*Your objective*: In the text about the Sacrifices of War memorial, which river does the Memorial Bridge cross?
* Start Selected extract *
Name: Sacrifices of War (originally "Horrors of War")
Location: Kittery, Maine
Honors: Maine World War I veterans, all soldiers and sailors
Dedicated: Armistice Day, 1924 and May 31, 1926

Sacarifices of War Memorial, Kittery, ME / SeacoastNH.com

SUMMARY:

The $1.5 million Memorial Bridge linking Portsmouth, NH and Kittery, ME, dedicated in 1923, was a phenomenal accomplishment with three 300-foot sections spanning the Piscataqua River and permanently linking Kittery, Maine with Portsmouth, NH. Begun at the close of "The Great War," the tallest lift bridge in the country was to be dedicated to soldiers from both states lost in the recent conflict. Monuments were planned for both approaches, but Spanish-American and Civil War veterans became embroiled in a battle of words over the purpose of the dedication.
* End Selected extract *
* Start Records *
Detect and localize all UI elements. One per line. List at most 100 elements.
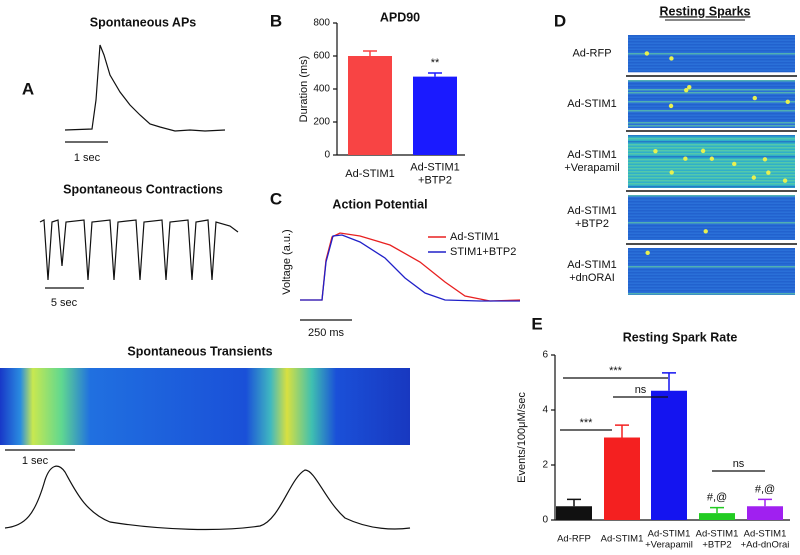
spark [645,250,650,256]
annotation: ** [431,57,440,69]
spark [766,170,771,175]
stripe [628,222,795,224]
stripe [628,86,795,88]
panel-letter: C [270,189,282,208]
spark [700,148,706,154]
y-axis-label: Events/100μM/sec [516,392,528,483]
spark [644,51,650,56]
stripe [628,225,795,227]
stripe [628,83,795,85]
stripe [628,177,795,179]
spark [732,161,737,167]
bar [747,506,783,520]
spark-image [628,135,795,188]
legend-label: STIM1+BTP2 [450,246,516,258]
y-axis-label: Voltage (a.u.) [281,229,293,294]
stripe [628,290,795,292]
stripe [628,210,795,212]
stripe [628,272,795,274]
stripe [628,101,795,103]
stripe [628,162,795,164]
panel-letter: B [270,11,282,30]
stripe [628,186,795,188]
stripe [628,234,795,236]
stripe [628,104,795,106]
scale-label: 5 sec [51,297,78,309]
spark [669,170,674,175]
stripe [628,138,795,140]
stripe [628,260,795,262]
ap-trace [300,232,521,302]
stripe [628,47,795,49]
spark-images: Ad-RFP Ad-STIM1 Ad-STIM1 +Verapamil Ad-STIM1… [564,35,797,295]
scale-label: 250 ms [308,327,345,339]
contraction-trace [39,219,239,281]
stripe [628,204,795,206]
significance-label: *** [580,417,594,429]
stripe [628,201,795,203]
stripe [628,95,795,97]
bar [604,437,640,520]
y-tick-label: 600 [313,51,330,62]
stripe [628,135,795,137]
error-bar [662,372,676,391]
stripe [628,38,795,40]
stripe [628,35,795,37]
stripe [628,174,795,176]
transient-trace [4,465,411,531]
spark [782,178,788,183]
stripe [628,147,795,149]
stripe [628,168,795,170]
bar [348,56,392,155]
row-label: Ad-STIM1 [567,98,617,110]
spark [669,56,674,61]
spark [653,148,658,154]
stripe [628,119,795,121]
row-label: Ad-STIM1 +BTP2 [567,205,617,230]
stripe [628,141,795,143]
stripe [628,248,795,250]
spark [668,103,674,109]
y-tick-label: 4 [542,405,548,416]
transient-image [0,368,410,445]
ap-trace [300,234,520,302]
panel-title: Action Potential [332,197,427,211]
bar [651,390,687,520]
panel-letter: A [22,79,34,98]
charts: B APD90 Duration (ms) 0 200 400 600 800 Ad-STIM1… [270,10,790,550]
x-tick-label: Ad-STIM1 [601,534,644,545]
row-label: Ad-RFP [572,47,611,59]
significance-label: *** [609,365,623,377]
panel-letter: E [531,314,542,333]
x-tick-label: Ad-RFP [557,534,591,545]
stripe [628,116,795,118]
annotation: #,@ [707,492,727,504]
stripe [628,228,795,230]
stripe [628,293,795,295]
stripe [628,183,795,185]
chart-title: Resting Spark Rate [623,330,738,344]
significance-label: ns [635,384,647,396]
stripe [628,50,795,52]
error-bar [363,50,377,56]
stripe [628,65,795,67]
x-tick-label: Ad-STIM1 +Ad-dnOrai [741,528,790,550]
y-tick-label: 6 [542,350,548,361]
stripe [628,53,795,55]
error-bar [567,498,581,507]
panel-title: Spontaneous Contractions [63,182,223,196]
stripe [628,125,795,127]
x-tick-label: Ad-STIM1 [345,168,395,180]
stripe [628,219,795,221]
stripe [628,180,795,182]
x-tick-label: Ad-STIM1 +BTP2 [410,162,460,187]
spark [762,157,768,162]
stripe [628,107,795,109]
stripe [628,56,795,58]
stripe [628,281,795,283]
stripe [628,165,795,167]
stripe [628,62,795,64]
scale-label: 1 sec [22,455,49,467]
y-tick-label: 0 [324,150,330,161]
stripe [628,207,795,209]
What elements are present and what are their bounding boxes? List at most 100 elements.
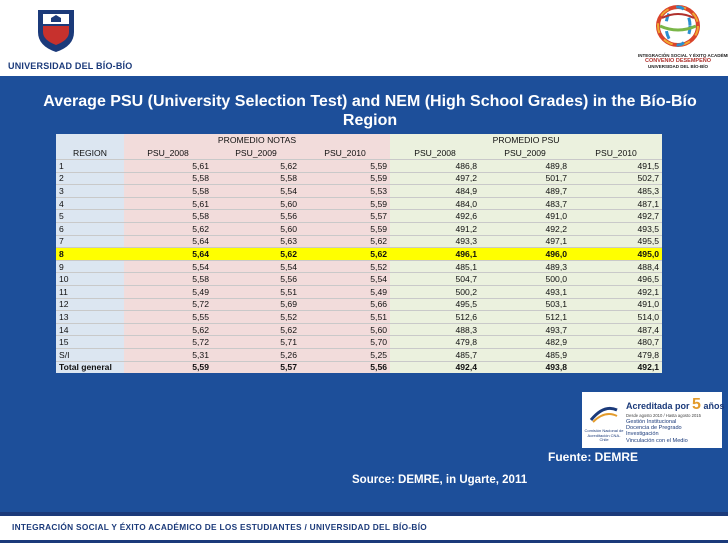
* End Records *
*Reply to the task*: The Piscataqua River.